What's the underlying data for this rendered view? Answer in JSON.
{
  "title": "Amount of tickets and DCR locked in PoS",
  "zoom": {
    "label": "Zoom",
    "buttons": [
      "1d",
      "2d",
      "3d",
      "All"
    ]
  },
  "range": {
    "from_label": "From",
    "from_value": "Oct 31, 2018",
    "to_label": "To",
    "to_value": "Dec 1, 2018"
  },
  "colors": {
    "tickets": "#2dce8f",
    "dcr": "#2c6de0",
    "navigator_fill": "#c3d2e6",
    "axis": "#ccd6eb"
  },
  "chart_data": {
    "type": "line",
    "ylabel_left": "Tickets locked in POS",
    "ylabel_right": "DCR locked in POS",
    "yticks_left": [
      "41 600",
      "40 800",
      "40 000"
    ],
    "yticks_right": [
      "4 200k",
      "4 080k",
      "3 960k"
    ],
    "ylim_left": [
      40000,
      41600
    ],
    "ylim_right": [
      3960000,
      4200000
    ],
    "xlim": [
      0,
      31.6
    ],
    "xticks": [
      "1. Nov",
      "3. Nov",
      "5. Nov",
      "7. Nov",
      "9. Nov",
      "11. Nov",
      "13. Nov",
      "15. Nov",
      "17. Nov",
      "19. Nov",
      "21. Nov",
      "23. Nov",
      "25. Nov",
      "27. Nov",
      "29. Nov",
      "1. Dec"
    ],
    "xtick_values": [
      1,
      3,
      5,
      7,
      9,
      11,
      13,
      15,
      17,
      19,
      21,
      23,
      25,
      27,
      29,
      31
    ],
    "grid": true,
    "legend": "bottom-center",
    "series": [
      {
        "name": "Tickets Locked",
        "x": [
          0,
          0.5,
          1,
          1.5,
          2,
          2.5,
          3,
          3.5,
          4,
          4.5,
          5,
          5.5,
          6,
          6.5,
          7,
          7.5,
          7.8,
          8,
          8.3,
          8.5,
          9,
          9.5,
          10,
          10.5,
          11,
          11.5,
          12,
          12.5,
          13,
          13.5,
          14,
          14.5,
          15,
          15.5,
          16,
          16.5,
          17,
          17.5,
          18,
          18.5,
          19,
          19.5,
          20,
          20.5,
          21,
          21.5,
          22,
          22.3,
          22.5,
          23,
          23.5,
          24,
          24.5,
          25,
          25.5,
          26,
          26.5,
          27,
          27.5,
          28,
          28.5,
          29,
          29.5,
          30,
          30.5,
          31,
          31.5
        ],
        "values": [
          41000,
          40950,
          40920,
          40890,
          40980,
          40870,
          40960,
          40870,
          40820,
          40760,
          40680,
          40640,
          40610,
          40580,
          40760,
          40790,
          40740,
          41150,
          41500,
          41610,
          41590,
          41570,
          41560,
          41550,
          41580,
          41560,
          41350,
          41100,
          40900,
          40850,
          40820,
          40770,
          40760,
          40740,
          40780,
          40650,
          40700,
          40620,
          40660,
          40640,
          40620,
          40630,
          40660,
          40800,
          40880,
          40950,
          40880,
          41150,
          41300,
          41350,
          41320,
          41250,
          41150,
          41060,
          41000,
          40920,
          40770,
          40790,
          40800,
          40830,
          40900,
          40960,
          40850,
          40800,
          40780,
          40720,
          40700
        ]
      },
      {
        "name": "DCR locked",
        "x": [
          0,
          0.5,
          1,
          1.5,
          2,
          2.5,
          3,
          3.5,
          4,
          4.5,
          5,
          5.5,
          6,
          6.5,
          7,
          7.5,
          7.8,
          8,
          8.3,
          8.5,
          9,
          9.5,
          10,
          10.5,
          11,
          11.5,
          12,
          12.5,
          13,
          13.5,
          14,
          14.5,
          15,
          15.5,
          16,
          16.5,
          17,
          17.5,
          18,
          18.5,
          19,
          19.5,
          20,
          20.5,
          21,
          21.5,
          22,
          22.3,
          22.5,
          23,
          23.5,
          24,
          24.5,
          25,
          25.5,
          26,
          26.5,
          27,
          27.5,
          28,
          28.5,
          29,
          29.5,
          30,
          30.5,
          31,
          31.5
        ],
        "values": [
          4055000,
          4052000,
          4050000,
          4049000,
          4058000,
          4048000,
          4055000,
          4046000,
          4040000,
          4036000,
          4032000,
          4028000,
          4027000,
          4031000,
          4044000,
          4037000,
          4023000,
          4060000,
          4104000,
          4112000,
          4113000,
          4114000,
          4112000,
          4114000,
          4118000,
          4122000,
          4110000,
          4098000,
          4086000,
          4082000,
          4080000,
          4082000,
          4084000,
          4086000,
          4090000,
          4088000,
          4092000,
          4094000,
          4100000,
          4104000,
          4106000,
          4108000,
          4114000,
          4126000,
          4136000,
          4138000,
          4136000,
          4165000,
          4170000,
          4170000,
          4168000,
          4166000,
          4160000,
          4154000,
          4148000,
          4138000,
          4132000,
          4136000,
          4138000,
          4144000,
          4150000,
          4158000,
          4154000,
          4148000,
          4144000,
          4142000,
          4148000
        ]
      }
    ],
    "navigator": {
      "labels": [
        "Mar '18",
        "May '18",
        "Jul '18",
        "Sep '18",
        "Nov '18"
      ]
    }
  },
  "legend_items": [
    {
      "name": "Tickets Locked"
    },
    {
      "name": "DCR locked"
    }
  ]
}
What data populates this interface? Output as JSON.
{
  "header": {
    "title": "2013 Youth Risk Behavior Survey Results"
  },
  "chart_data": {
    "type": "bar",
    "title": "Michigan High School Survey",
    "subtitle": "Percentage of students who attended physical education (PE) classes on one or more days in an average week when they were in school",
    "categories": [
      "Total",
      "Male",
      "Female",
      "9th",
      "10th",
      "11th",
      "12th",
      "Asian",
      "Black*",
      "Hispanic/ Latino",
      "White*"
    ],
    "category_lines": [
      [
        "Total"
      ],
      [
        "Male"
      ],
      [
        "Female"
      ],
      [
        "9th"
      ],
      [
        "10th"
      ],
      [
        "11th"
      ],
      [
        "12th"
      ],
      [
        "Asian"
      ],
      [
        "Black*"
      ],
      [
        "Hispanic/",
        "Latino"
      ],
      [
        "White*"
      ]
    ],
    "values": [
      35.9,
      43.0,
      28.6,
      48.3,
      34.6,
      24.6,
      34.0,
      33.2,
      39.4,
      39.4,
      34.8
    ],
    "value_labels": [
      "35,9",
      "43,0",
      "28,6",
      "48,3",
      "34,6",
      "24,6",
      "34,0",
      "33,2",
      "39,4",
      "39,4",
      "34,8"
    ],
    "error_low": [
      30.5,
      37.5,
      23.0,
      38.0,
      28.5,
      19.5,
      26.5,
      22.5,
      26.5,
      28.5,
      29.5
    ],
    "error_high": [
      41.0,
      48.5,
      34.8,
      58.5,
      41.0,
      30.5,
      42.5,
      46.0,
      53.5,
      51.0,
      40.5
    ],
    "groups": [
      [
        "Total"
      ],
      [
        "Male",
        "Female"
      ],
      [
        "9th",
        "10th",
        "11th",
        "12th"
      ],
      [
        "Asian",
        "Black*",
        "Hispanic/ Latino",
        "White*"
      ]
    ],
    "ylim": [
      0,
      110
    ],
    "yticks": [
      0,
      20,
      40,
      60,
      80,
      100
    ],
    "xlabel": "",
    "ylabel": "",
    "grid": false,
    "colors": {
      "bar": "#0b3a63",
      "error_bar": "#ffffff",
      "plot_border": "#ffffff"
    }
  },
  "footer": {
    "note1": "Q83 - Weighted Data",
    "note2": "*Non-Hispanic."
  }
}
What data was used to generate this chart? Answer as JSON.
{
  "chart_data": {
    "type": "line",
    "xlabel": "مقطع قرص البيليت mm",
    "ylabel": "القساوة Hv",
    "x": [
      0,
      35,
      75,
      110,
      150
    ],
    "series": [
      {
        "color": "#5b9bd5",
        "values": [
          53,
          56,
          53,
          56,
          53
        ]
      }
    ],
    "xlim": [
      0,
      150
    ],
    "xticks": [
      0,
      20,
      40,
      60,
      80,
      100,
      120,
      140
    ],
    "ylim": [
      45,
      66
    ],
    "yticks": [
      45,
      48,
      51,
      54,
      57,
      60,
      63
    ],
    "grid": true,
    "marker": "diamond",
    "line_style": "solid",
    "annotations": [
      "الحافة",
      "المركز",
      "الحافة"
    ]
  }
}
# # # # #
Goal
List every line from the entries above in which "this" appears.

Solution to the problem
What's the underlying data for this rendered view? Answer in JSON.
What data populates this interface? Output as JSON.
What data was used to generate this chart? Answer as JSON.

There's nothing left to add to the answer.